Collected data
------------------------------------------------------------------------

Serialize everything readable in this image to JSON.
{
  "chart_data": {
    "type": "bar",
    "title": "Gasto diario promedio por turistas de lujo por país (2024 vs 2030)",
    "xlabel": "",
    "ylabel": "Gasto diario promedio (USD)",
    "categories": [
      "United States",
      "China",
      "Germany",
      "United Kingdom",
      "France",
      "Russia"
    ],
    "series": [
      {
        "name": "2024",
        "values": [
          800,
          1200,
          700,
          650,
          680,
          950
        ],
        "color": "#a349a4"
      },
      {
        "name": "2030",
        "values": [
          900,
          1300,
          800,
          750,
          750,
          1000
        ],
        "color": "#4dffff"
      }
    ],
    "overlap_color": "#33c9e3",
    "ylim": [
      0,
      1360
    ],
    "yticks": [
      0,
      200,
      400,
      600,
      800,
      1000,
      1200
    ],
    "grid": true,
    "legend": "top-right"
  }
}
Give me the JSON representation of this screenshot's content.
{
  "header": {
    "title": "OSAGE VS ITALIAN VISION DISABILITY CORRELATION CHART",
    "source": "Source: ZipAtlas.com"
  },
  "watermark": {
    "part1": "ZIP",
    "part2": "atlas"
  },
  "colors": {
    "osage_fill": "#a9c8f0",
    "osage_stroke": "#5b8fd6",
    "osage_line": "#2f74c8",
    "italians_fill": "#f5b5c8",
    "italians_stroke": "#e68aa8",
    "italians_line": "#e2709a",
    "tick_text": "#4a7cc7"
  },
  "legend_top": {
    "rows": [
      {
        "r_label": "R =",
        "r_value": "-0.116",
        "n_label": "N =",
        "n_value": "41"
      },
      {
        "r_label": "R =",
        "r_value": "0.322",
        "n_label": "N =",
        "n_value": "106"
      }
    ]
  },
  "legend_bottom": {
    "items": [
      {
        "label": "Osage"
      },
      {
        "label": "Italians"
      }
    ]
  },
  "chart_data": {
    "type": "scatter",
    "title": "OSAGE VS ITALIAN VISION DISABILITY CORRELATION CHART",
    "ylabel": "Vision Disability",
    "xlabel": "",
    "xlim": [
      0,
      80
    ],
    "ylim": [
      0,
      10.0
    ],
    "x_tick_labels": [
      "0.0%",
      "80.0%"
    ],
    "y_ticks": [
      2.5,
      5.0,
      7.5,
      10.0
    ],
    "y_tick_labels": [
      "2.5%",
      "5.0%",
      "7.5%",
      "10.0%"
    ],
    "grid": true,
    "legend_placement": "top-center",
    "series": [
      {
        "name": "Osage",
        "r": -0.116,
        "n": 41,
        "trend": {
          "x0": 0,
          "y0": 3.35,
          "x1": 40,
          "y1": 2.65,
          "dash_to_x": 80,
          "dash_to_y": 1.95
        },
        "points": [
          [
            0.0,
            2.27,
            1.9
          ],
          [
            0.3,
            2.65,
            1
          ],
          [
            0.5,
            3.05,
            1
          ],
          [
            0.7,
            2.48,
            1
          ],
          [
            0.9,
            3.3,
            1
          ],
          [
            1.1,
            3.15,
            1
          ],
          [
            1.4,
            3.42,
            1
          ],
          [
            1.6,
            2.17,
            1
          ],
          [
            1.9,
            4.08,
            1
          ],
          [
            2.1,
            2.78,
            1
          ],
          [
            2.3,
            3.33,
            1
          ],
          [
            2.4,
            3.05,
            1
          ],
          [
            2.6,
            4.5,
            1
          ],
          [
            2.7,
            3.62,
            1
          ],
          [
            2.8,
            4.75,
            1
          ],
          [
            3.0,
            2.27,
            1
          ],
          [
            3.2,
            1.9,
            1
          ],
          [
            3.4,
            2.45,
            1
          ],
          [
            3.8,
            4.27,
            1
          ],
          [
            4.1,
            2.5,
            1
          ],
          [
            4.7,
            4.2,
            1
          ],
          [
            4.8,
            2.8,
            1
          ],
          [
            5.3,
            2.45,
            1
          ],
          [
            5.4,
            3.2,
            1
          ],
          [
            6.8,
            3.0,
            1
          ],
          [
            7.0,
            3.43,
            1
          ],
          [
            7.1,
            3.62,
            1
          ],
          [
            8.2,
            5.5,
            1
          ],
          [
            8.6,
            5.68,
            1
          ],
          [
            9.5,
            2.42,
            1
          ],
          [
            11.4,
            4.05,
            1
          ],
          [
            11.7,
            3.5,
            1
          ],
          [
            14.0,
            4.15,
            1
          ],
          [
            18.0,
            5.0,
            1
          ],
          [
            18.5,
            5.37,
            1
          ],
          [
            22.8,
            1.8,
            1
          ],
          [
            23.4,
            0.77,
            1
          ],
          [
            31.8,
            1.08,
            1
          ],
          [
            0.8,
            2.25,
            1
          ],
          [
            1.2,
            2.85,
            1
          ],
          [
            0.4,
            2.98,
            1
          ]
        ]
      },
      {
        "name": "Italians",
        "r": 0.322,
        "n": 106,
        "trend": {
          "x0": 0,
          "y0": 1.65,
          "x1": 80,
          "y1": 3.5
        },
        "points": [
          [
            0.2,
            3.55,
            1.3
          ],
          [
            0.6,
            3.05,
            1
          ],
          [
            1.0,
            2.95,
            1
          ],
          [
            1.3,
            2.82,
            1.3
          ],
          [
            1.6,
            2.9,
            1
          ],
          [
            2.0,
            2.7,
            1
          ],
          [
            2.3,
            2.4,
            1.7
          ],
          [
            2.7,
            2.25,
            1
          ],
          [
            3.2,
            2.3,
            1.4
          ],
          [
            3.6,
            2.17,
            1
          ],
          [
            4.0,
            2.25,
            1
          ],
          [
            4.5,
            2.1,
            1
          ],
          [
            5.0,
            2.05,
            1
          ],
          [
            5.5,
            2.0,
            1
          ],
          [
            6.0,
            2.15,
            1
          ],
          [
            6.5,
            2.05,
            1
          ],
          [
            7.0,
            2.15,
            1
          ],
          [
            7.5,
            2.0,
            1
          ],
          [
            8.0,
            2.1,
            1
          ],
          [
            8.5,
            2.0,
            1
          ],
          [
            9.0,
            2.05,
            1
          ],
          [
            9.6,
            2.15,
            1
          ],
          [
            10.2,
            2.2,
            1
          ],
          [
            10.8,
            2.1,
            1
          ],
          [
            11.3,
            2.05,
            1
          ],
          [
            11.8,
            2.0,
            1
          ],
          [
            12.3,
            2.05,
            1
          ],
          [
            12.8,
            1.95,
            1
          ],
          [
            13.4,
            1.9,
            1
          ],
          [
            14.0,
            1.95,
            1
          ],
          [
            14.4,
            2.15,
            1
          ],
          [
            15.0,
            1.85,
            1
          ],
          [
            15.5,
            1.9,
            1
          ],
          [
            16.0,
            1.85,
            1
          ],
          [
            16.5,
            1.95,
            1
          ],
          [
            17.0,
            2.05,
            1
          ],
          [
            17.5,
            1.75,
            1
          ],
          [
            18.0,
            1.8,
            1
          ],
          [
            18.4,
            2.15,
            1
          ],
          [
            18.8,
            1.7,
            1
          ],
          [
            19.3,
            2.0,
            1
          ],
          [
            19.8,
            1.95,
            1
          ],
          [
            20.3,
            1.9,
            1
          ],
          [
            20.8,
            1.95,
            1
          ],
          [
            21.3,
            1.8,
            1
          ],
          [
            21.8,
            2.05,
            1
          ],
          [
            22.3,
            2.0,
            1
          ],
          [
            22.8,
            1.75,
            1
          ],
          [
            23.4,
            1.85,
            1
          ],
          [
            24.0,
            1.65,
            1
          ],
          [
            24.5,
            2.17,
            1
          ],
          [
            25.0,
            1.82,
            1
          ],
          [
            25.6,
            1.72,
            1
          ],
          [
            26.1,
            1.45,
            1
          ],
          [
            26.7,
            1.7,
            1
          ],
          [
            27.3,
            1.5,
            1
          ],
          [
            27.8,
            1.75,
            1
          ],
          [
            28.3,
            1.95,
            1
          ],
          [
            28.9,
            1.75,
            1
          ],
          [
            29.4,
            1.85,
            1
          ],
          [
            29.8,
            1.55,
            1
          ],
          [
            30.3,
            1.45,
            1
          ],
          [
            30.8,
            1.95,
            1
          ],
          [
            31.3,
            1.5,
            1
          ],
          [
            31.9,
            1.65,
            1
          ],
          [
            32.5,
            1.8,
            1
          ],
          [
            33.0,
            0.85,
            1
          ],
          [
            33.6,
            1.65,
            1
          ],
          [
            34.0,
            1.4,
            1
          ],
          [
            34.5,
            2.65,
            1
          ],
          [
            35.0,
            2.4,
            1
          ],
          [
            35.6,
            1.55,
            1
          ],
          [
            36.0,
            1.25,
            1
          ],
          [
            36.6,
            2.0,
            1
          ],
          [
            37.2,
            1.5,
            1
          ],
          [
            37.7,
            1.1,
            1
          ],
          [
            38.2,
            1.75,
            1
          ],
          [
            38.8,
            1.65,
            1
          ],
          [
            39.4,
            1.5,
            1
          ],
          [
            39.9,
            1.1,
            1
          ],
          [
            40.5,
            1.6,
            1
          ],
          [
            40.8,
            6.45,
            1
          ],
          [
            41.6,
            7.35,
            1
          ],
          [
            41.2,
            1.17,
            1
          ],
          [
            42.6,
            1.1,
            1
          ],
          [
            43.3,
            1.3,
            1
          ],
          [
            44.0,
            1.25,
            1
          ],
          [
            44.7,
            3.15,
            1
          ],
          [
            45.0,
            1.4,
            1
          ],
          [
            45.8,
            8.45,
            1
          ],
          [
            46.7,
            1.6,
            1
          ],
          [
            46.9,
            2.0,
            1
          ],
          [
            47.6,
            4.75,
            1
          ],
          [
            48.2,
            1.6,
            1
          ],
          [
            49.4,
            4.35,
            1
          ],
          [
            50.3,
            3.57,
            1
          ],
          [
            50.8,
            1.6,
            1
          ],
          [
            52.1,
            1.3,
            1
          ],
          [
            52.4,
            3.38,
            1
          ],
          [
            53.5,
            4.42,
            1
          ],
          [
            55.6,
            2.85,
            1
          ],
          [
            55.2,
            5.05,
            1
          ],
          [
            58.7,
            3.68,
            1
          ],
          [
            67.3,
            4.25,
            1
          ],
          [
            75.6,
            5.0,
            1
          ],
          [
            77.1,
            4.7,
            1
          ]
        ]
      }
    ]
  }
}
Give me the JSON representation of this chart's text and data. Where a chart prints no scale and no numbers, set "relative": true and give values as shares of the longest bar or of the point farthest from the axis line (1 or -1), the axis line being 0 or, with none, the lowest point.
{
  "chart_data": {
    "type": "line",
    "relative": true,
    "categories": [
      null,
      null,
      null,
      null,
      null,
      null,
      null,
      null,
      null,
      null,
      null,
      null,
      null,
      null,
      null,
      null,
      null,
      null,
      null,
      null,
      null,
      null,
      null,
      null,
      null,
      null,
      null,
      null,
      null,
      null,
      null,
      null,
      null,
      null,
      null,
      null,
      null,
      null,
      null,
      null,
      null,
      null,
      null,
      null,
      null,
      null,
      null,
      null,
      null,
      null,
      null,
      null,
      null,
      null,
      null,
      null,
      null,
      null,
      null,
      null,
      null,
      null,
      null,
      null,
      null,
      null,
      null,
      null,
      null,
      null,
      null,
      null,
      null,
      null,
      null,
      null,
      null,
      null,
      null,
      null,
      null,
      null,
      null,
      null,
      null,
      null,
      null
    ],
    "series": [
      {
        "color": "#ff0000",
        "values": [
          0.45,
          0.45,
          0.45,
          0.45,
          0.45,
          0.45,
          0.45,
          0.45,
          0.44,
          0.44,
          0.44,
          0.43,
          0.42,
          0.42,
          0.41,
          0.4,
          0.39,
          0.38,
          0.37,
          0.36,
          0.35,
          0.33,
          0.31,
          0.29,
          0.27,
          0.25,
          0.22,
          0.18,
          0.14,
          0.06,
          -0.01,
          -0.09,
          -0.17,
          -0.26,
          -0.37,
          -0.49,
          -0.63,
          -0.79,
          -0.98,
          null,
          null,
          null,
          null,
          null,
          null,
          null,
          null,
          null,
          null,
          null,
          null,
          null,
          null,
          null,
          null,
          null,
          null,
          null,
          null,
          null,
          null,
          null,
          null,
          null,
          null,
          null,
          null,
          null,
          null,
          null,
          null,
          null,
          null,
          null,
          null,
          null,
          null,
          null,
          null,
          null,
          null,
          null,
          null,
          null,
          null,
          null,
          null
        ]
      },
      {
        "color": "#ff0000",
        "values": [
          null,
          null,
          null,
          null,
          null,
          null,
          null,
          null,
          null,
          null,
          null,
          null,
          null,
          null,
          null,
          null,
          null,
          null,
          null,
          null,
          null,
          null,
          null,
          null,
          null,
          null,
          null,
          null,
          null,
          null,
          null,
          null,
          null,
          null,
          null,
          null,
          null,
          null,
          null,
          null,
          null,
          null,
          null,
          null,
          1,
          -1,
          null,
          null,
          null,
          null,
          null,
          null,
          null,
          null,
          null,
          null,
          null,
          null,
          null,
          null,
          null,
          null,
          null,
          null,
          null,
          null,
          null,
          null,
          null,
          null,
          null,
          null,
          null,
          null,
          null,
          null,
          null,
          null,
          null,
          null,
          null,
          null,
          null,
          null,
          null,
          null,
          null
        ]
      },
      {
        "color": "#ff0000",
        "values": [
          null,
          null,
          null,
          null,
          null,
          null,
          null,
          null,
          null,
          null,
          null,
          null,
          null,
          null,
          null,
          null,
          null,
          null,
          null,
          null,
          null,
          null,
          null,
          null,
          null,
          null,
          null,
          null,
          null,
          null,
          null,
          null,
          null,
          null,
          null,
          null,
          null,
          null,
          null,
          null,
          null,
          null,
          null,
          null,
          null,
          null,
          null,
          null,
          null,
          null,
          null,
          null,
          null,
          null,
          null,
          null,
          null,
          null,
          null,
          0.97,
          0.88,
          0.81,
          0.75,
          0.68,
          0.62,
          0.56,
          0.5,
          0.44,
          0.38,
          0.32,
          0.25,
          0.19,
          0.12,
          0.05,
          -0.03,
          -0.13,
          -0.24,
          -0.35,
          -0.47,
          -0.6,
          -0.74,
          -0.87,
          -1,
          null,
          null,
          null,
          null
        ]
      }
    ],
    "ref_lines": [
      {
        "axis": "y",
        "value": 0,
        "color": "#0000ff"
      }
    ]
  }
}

------------------------------------------------------------------------

§ **Required task**
Above are records; say how many of their lines contain the word "representation", giving only the number.

§ **Exercise output**
2